**Stated exercise:**
Write out the listing in full, matching it word for word.

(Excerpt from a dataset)
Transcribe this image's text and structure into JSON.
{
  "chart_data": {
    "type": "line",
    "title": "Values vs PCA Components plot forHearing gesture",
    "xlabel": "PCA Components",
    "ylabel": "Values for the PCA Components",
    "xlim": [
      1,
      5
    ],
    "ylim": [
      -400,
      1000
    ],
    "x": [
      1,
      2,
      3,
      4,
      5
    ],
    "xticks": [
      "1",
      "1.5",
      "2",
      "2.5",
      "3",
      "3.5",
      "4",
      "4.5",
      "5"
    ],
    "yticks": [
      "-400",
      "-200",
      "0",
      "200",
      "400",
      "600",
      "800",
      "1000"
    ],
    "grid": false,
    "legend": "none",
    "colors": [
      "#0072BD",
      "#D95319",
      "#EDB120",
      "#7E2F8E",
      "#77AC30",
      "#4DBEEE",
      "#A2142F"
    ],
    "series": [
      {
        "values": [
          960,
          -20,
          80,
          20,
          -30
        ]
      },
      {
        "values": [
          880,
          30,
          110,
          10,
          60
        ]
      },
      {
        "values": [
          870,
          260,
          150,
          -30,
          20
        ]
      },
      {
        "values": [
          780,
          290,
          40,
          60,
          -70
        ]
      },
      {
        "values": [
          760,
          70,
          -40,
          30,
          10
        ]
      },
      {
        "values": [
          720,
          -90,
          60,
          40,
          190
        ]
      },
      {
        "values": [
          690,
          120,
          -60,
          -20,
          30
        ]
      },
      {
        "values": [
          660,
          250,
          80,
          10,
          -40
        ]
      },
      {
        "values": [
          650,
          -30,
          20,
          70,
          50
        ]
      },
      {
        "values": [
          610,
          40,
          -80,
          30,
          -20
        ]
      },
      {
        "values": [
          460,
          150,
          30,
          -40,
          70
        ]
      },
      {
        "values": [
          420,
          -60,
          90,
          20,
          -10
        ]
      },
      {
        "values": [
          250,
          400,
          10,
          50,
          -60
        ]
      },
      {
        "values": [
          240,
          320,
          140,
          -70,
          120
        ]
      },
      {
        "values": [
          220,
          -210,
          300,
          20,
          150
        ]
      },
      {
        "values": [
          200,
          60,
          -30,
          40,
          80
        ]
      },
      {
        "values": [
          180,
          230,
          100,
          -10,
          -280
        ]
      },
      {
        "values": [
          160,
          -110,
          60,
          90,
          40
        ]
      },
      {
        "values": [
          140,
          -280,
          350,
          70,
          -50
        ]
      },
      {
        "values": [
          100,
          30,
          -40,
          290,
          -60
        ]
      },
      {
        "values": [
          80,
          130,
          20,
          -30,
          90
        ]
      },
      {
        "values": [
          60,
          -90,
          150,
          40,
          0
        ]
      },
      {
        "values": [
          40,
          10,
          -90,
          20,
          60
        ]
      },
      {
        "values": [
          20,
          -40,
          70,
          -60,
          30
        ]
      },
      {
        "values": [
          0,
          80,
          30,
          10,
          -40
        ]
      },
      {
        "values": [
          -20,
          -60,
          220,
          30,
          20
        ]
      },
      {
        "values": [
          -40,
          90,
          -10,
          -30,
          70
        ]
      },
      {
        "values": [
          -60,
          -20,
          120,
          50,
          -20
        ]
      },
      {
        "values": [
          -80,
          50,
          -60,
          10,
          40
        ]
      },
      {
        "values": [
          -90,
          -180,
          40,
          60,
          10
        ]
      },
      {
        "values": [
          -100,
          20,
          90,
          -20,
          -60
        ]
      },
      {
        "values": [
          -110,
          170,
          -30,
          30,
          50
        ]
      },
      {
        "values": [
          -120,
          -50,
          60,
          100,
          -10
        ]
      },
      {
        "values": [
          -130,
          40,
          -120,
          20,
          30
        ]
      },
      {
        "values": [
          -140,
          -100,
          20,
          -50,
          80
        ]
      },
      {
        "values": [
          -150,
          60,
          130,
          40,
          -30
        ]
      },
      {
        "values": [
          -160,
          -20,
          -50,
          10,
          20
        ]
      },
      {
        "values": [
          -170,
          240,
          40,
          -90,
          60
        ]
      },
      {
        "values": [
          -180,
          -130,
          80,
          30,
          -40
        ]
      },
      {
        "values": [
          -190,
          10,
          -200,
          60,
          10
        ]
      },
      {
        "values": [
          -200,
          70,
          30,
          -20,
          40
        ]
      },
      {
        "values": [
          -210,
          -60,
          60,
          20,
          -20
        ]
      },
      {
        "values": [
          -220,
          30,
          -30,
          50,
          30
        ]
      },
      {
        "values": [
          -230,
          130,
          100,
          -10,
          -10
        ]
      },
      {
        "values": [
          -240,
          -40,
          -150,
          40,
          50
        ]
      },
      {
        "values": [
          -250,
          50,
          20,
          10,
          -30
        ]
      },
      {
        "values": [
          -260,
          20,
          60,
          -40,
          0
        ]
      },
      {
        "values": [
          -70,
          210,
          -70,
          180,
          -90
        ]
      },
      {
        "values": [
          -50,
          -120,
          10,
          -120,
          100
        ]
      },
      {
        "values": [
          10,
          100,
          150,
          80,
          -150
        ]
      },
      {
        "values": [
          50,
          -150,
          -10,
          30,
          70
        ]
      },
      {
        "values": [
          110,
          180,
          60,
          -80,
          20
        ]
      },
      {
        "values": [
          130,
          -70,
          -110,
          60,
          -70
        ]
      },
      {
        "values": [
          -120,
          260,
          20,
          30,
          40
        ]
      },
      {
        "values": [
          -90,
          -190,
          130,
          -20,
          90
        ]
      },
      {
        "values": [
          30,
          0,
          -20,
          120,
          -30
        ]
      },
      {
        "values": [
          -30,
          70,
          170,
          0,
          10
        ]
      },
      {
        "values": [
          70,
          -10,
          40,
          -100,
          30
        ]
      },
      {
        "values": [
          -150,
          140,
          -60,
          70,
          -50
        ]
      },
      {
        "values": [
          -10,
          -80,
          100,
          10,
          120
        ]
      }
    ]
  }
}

**Finished task:**
Transcribe this image's text and structure into JSON.
{
  "chart_data": {
    "type": "line",
    "title": "Values vs PCA Components plot forHearing gesture",
    "xlabel": "PCA Components",
    "ylabel": "Values for the PCA Components",
    "xlim": [
      1,
      5
    ],
    "ylim": [
      -400,
      1000
    ],
    "x": [
      1,
      2,
      3,
      4,
      5
    ],
    "xticks": [
      "1",
      "1.5",
      "2",
      "2.5",
      "3",
      "3.5",
      "4",
      "4.5",
      "5"
    ],
    "yticks": [
      "-400",
      "-200",
      "0",
      "200",
      "400",
      "600",
      "800",
      "1000"
    ],
    "grid": false,
    "legend": "none",
    "colors": [
      "#0072BD",
      "#D95319",
      "#EDB120",
      "#7E2F8E",
      "#77AC30",
      "#4DBEEE",
      "#A2142F"
    ],
    "series": [
      {
        "values": [
          960,
          -20,
          80,
          20,
          -30
        ]
      },
      {
        "values": [
          880,
          30,
          110,
          10,
          60
        ]
      },
      {
        "values": [
          870,
          260,
          150,
          -30,
          20
        ]
      },
      {
        "values": [
          780,
          290,
          40,
          60,
          -70
        ]
      },
      {
        "values": [
          760,
          70,
          -40,
          30,
          10
        ]
      },
      {
        "values": [
          720,
          -90,
          60,
          40,
          190
        ]
      },
      {
        "values": [
          690,
          120,
          -60,
          -20,
          30
        ]
      },
      {
        "values": [
          660,
          250,
          80,
          10,
          -40
        ]
      },
      {
        "values": [
          650,
          -30,
          20,
          70,
          50
        ]
      },
      {
        "values": [
          610,
          40,
          -80,
          30,
          -20
        ]
      },
      {
        "values": [
          460,
          150,
          30,
          -40,
          70
        ]
      },
      {
        "values": [
          420,
          -60,
          90,
          20,
          -10
        ]
      },
      {
        "values": [
          250,
          400,
          10,
          50,
          -60
        ]
      },
      {
        "values": [
          240,
          320,
          140,
          -70,
          120
        ]
      },
      {
        "values": [
          220,
          -210,
          300,
          20,
          150
        ]
      },
      {
        "values": [
          200,
          60,
          -30,
          40,
          80
        ]
      },
      {
        "values": [
          180,
          230,
          100,
          -10,
          -280
        ]
      },
      {
        "values": [
          160,
          -110,
          60,
          90,
          40
        ]
      },
      {
        "values": [
          140,
          -280,
          350,
          70,
          -50
        ]
      },
      {
        "values": [
          100,
          30,
          -40,
          290,
          -60
        ]
      },
      {
        "values": [
          80,
          130,
          20,
          -30,
          90
        ]
      },
      {
        "values": [
          60,
          -90,
          150,
          40,
          0
        ]
      },
      {
        "values": [
          40,
          10,
          -90,
          20,
          60
        ]
      },
      {
        "values": [
          20,
          -40,
          70,
          -60,
          30
        ]
      },
      {
        "values": [
          0,
          80,
          30,
          10,
          -40
        ]
      },
      {
        "values": [
          -20,
          -60,
          220,
          30,
          20
        ]
      },
      {
        "values": [
          -40,
          90,
          -10,
          -30,
          70
        ]
      },
      {
        "values": [
          -60,
          -20,
          120,
          50,
          -20
        ]
      },
      {
        "values": [
          -80,
          50,
          -60,
          10,
          40
        ]
      },
      {
        "values": [
          -90,
          -180,
          40,
          60,
          10
        ]
      },
      {
        "values": [
          -100,
          20,
          90,
          -20,
          -60
        ]
      },
      {
        "values": [
          -110,
          170,
          -30,
          30,
          50
        ]
      },
      {
        "values": [
          -120,
          -50,
          60,
          100,
          -10
        ]
      },
      {
        "values": [
          -130,
          40,
          -120,
          20,
          30
        ]
      },
      {
        "values": [
          -140,
          -100,
          20,
          -50,
          80
        ]
      },
      {
        "values": [
          -150,
          60,
          130,
          40,
          -30
        ]
      },
      {
        "values": [
          -160,
          -20,
          -50,
          10,
          20
        ]
      },
      {
        "values": [
          -170,
          240,
          40,
          -90,
          60
        ]
      },
      {
        "values": [
          -180,
          -130,
          80,
          30,
          -40
        ]
      },
      {
        "values": [
          -190,
          10,
          -200,
          60,
          10
        ]
      },
      {
        "values": [
          -200,
          70,
          30,
          -20,
          40
        ]
      },
      {
        "values": [
          -210,
          -60,
          60,
          20,
          -20
        ]
      },
      {
        "values": [
          -220,
          30,
          -30,
          50,
          30
        ]
      },
      {
        "values": [
          -230,
          130,
          100,
          -10,
          -10
        ]
      },
      {
        "values": [
          -240,
          -40,
          -150,
          40,
          50
        ]
      },
      {
        "values": [
          -250,
          50,
          20,
          10,
          -30
        ]
      },
      {
        "values": [
          -260,
          20,
          60,
          -40,
          0
        ]
      },
      {
        "values": [
          -70,
          210,
          -70,
          180,
          -90
        ]
      },
      {
        "values": [
          -50,
          -120,
          10,
          -120,
          100
        ]
      },
      {
        "values": [
          10,
          100,
          150,
          80,
          -150
        ]
      },
      {
        "values": [
          50,
          -150,
          -10,
          30,
          70
        ]
      },
      {
        "values": [
          110,
          180,
          60,
          -80,
          20
        ]
      },
      {
        "values": [
          130,
          -70,
          -110,
          60,
          -70
        ]
      },
      {
        "values": [
          -120,
          260,
          20,
          30,
          40
        ]
      },
      {
        "values": [
          -90,
          -190,
          130,
          -20,
          90
        ]
      },
      {
        "values": [
          30,
          0,
          -20,
          120,
          -30
        ]
      },
      {
        "values": [
          -30,
          70,
          170,
          0,
          10
        ]
      },
      {
        "values": [
          70,
          -10,
          40,
          -100,
          30
        ]
      },
      {
        "values": [
          -150,
          140,
          -60,
          70,
          -50
        ]
      },
      {
        "values": [
          -10,
          -80,
          100,
          10,
          120
        ]
      }
    ]
  }
}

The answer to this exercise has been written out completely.